Layout coordinate data:
************

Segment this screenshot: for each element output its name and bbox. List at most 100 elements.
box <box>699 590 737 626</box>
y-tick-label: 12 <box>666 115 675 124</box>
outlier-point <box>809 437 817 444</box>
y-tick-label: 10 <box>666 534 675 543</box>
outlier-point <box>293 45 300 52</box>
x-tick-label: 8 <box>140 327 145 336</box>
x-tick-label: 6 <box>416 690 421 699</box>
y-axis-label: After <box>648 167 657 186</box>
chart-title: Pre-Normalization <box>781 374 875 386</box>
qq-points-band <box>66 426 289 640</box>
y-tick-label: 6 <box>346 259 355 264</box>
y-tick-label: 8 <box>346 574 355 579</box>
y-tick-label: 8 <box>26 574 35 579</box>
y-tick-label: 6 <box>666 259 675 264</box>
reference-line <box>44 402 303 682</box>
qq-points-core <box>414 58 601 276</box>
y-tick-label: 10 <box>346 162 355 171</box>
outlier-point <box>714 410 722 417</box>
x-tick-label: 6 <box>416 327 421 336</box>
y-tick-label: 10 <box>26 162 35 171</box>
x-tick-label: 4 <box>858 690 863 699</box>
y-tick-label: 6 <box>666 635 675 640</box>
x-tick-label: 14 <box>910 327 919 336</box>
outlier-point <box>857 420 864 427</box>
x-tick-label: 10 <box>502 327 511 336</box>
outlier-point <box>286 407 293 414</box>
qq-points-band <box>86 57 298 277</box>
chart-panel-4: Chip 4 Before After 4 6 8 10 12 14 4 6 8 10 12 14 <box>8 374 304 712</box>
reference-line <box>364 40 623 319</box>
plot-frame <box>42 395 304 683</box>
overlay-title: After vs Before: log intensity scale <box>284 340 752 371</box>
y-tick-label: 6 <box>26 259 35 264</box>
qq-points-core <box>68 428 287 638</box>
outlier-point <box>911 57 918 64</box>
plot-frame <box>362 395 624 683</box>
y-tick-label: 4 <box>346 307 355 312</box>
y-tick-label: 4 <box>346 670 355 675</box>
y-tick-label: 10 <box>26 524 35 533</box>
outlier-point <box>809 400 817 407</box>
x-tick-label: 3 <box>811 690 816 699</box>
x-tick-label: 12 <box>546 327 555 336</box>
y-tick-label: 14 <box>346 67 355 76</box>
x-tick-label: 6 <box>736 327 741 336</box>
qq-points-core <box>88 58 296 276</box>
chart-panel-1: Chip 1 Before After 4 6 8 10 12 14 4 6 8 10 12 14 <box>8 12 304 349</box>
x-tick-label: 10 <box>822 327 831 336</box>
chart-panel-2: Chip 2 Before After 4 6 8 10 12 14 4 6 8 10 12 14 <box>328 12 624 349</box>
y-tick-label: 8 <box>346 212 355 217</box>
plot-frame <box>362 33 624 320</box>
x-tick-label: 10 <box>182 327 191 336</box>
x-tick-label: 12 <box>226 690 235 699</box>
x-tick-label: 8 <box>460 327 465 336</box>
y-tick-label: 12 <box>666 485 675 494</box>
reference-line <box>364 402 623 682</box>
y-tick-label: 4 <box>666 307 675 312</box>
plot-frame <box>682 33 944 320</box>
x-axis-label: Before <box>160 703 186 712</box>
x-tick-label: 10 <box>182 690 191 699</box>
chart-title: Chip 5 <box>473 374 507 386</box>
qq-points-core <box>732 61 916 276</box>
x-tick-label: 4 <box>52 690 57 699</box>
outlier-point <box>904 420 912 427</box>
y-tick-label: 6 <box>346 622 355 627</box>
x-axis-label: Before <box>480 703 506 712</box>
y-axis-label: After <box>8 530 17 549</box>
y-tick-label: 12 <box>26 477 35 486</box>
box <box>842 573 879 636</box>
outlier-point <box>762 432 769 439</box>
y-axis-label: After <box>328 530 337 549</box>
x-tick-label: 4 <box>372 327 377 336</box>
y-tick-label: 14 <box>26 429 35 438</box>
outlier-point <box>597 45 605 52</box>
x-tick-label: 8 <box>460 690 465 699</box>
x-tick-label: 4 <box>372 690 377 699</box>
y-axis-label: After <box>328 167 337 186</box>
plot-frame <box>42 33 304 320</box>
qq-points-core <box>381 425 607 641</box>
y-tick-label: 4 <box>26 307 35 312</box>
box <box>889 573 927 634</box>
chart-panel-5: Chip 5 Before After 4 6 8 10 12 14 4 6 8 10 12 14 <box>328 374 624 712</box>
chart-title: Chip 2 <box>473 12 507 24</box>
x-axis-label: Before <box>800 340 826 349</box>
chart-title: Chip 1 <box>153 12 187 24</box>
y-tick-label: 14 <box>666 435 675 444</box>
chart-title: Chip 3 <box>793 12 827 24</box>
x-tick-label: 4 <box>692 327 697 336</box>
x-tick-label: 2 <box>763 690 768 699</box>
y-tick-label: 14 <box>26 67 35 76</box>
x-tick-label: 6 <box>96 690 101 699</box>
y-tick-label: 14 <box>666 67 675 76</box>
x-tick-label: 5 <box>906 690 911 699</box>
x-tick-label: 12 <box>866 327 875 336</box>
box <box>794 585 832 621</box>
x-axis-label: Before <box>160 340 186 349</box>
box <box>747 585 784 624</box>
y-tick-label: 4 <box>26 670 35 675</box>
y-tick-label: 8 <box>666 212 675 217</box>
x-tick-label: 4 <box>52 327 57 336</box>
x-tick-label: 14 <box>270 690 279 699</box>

************

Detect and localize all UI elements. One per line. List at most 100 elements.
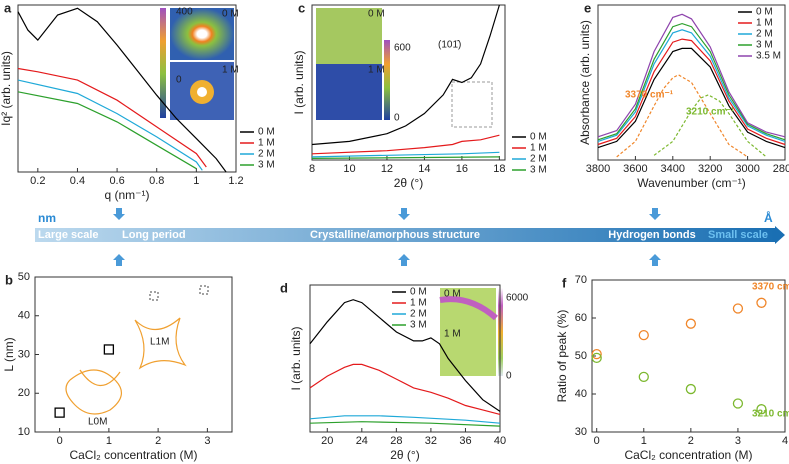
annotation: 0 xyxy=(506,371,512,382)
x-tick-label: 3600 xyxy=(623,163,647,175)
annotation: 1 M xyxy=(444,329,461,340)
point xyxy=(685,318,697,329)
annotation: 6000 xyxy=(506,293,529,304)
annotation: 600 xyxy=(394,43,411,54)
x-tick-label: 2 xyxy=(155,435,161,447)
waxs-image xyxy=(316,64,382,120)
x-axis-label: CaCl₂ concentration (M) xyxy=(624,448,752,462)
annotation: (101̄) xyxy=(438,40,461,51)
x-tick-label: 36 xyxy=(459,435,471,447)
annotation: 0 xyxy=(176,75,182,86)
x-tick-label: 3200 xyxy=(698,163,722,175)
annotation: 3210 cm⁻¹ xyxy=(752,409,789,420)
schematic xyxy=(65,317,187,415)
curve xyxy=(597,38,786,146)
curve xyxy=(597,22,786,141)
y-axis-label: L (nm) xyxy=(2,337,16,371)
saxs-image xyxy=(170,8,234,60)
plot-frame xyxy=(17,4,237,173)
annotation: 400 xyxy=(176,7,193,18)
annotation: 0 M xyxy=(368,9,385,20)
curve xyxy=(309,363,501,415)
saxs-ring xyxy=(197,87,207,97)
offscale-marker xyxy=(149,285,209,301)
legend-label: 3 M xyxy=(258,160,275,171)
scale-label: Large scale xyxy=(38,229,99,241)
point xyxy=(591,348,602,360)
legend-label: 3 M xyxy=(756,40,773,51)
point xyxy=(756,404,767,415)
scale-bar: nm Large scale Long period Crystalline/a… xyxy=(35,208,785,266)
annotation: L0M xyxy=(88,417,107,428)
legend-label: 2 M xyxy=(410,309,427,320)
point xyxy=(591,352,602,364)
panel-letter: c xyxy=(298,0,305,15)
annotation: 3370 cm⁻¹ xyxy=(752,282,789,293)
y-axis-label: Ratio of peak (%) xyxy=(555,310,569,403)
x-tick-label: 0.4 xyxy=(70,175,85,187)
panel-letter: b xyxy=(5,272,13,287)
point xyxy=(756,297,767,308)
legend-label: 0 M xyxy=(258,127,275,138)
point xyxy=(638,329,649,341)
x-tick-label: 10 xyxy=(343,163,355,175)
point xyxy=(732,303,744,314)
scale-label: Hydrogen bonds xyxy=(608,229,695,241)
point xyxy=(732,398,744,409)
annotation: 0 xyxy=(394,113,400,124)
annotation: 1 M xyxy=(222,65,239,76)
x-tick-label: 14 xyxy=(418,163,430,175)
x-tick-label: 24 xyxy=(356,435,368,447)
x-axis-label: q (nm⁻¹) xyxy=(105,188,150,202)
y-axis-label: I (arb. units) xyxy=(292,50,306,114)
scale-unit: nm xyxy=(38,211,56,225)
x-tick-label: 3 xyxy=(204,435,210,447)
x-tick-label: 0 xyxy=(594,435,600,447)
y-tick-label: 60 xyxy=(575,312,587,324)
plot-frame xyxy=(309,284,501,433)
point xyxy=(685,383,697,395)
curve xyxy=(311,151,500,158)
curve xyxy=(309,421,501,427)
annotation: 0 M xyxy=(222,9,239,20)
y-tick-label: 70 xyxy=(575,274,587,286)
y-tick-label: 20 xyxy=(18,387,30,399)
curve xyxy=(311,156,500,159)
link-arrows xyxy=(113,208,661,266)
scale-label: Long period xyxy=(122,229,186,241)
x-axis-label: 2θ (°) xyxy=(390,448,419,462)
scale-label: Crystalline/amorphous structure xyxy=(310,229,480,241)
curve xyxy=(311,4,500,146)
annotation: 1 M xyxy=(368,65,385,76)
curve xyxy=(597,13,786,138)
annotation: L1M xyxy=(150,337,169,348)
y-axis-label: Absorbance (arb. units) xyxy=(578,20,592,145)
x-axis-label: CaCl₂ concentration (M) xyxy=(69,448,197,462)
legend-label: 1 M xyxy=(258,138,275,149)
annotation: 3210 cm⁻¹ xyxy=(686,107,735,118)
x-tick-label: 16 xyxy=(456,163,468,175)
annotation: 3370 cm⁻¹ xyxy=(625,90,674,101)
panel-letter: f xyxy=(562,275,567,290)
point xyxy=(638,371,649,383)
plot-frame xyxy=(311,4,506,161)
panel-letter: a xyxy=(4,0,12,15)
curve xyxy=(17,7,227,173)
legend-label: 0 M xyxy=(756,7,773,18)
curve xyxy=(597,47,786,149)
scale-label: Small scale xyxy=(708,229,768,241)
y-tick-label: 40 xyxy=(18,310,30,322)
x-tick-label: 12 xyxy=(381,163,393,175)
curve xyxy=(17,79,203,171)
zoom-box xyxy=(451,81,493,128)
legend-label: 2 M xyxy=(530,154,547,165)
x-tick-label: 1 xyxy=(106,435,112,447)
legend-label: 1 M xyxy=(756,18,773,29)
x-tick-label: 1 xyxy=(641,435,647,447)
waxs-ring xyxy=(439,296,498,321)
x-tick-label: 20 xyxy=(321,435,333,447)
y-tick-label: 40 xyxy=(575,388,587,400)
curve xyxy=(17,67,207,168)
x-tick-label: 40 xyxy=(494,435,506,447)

************

Exercise requirements → Print the lines of the data between the line holding "Segment this screenshot: for" and the line holding "outlier-point <box>911 57 918 64</box>", inclusive, reproducing each one exactly.

The answer →
Segment this screenshot: for each element output its name and bbox. List at most 100 elements.
box <box>699 590 737 626</box>
y-tick-label: 12 <box>666 115 675 124</box>
outlier-point <box>809 437 817 444</box>
y-tick-label: 10 <box>666 534 675 543</box>
outlier-point <box>293 45 300 52</box>
x-tick-label: 8 <box>140 327 145 336</box>
x-tick-label: 6 <box>416 690 421 699</box>
y-axis-label: After <box>648 167 657 186</box>
chart-title: Pre-Normalization <box>781 374 875 386</box>
qq-points-band <box>66 426 289 640</box>
y-tick-label: 6 <box>346 259 355 264</box>
y-tick-label: 8 <box>346 574 355 579</box>
y-tick-label: 8 <box>26 574 35 579</box>
y-tick-label: 6 <box>666 259 675 264</box>
reference-line <box>44 402 303 682</box>
qq-points-core <box>414 58 601 276</box>
y-tick-label: 10 <box>346 162 355 171</box>
outlier-point <box>714 410 722 417</box>
x-tick-label: 6 <box>416 327 421 336</box>
y-tick-label: 10 <box>26 162 35 171</box>
x-tick-label: 4 <box>858 690 863 699</box>
y-tick-label: 6 <box>666 635 675 640</box>
x-tick-label: 14 <box>910 327 919 336</box>
outlier-point <box>857 420 864 427</box>
x-tick-label: 10 <box>502 327 511 336</box>
outlier-point <box>286 407 293 414</box>
qq-points-band <box>86 57 298 277</box>
chart-panel-4: Chip 4 Before After 4 6 8 10 12 14 4 6 8 10 12 14 <box>8 374 304 712</box>
reference-line <box>364 40 623 319</box>
plot-frame <box>42 395 304 683</box>
overlay-title: After vs Before: log intensity scale <box>284 340 752 371</box>
y-tick-label: 6 <box>26 259 35 264</box>
qq-points-core <box>68 428 287 638</box>
outlier-point <box>911 57 918 64</box>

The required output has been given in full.